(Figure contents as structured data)
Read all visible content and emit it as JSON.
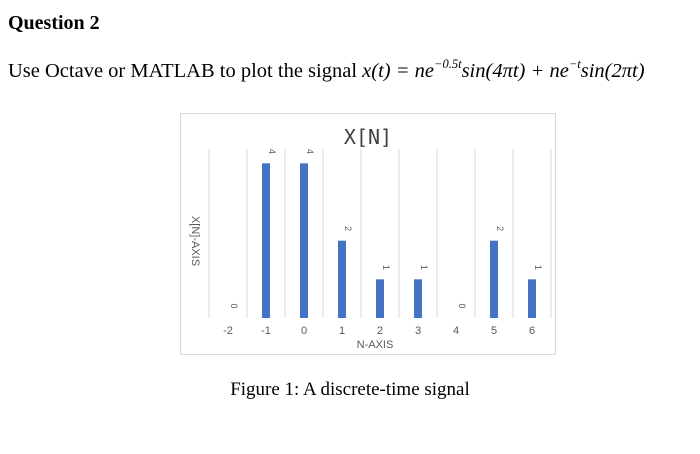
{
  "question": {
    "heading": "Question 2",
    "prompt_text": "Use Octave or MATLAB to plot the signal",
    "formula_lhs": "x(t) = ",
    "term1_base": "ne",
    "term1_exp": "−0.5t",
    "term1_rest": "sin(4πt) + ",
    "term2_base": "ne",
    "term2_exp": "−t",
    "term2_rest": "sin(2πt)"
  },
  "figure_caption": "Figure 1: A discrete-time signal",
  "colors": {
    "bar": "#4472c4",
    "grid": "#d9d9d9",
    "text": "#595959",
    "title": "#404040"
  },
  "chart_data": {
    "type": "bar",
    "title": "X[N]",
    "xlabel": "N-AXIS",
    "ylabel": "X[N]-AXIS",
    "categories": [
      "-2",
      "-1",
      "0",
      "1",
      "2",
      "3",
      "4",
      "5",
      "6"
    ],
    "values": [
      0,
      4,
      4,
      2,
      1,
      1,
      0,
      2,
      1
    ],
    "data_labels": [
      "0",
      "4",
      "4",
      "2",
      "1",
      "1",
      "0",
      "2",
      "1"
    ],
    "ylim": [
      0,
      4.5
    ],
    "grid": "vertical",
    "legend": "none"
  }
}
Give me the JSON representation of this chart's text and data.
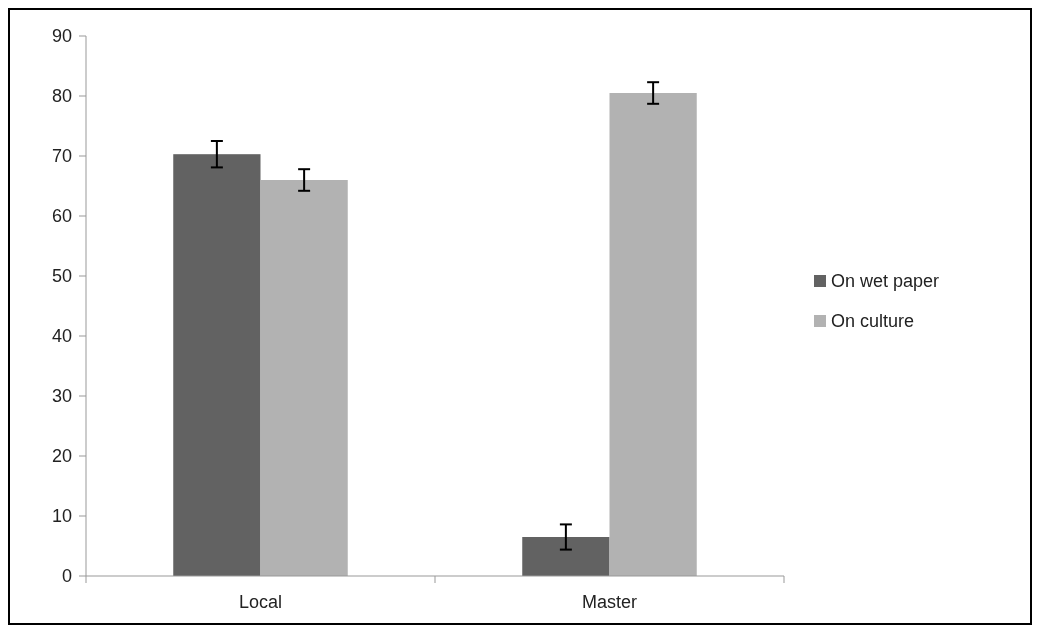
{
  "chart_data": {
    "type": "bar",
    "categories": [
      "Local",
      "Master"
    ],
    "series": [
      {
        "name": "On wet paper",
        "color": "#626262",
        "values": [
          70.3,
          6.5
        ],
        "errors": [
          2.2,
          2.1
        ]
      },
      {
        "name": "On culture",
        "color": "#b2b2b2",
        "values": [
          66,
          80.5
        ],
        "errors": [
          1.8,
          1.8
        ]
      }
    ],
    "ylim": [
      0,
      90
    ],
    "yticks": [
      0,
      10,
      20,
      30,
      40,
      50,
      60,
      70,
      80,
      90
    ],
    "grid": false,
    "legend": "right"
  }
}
...
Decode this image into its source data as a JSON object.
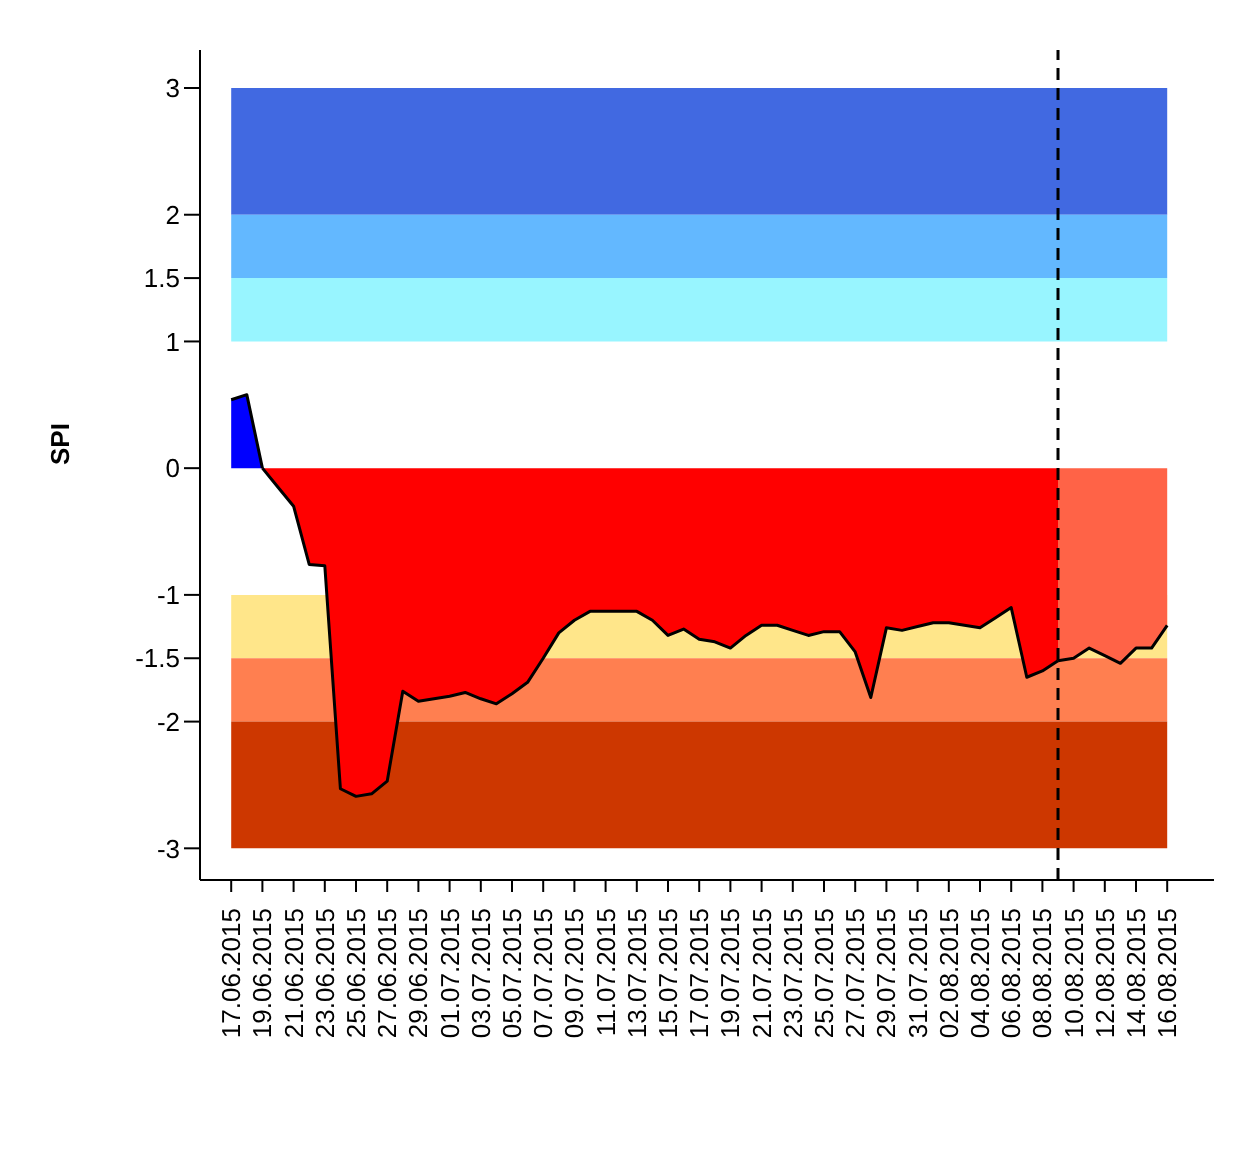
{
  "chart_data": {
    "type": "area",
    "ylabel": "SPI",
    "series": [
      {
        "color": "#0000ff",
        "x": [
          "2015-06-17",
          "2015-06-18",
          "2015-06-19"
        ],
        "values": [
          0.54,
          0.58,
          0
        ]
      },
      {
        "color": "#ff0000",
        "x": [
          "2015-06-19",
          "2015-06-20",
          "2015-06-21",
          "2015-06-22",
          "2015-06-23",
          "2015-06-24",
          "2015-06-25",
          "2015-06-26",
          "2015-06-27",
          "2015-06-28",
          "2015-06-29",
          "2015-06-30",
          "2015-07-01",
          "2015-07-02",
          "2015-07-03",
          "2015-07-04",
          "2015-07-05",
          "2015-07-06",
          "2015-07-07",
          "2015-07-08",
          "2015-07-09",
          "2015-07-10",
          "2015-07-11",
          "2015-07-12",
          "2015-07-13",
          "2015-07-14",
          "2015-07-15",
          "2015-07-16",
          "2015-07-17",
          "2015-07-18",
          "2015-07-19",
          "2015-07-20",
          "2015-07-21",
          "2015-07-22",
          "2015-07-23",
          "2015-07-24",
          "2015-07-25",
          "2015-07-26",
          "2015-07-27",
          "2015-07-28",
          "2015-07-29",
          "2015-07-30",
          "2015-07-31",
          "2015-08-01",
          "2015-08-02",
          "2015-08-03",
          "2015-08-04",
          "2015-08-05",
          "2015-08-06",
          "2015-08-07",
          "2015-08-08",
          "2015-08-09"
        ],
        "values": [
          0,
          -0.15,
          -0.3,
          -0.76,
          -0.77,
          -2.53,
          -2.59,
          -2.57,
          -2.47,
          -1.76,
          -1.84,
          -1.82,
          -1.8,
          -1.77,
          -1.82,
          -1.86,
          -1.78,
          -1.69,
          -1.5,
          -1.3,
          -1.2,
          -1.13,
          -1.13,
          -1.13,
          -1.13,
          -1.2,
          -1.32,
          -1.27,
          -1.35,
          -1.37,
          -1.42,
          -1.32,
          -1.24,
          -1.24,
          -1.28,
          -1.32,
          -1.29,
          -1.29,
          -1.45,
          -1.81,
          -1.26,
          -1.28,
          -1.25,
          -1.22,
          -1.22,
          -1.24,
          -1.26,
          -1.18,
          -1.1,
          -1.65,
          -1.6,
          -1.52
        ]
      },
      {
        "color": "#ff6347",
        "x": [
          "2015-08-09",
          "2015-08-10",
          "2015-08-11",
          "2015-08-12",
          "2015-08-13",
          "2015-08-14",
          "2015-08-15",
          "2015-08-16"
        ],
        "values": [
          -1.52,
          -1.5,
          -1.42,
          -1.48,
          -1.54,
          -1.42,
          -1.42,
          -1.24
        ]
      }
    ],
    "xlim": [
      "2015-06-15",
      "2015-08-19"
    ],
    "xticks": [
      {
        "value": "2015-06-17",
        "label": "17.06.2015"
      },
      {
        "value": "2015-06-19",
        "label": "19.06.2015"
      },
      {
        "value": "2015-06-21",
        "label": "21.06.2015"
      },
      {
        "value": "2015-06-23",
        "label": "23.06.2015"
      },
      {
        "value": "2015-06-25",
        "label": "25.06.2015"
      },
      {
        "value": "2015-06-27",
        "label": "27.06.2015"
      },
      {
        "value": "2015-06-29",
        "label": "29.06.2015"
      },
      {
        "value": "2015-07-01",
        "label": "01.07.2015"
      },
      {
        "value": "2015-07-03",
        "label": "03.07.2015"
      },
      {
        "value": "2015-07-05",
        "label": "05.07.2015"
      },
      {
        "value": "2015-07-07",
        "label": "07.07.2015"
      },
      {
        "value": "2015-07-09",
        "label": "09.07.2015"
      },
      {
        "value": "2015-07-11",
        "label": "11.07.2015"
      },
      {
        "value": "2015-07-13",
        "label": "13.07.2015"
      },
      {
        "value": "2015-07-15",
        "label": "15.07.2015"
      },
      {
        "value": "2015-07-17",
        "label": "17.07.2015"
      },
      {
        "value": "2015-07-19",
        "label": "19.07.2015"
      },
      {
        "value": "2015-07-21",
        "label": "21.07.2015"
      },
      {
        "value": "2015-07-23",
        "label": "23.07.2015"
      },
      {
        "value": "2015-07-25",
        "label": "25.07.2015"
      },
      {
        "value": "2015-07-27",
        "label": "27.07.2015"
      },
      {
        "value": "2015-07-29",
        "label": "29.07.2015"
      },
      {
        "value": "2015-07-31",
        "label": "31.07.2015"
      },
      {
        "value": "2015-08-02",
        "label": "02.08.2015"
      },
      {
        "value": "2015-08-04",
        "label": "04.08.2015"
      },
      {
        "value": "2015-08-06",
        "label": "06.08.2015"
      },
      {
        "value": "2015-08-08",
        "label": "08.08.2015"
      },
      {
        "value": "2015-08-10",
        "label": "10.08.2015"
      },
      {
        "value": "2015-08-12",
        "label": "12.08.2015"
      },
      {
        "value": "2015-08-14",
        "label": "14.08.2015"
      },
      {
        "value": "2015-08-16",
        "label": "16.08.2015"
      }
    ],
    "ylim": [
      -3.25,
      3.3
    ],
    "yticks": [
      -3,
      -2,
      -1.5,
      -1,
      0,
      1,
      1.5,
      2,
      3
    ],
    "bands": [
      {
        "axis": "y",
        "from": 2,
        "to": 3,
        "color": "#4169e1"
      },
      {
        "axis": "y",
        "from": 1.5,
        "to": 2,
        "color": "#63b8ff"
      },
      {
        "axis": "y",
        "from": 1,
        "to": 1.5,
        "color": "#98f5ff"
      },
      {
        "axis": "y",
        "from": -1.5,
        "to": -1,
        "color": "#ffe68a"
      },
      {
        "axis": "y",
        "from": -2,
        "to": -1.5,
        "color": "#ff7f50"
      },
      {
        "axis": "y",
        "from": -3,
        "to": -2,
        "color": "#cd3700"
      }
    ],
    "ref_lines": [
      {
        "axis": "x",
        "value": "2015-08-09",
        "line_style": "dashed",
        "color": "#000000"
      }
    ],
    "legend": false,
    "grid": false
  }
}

Exercise description |
Return all lines containing "grid".

Solution to the exercise |
    "grid": "#d9d9d9",
    "grid": "vertical",
    "grid": false,
    "grid": false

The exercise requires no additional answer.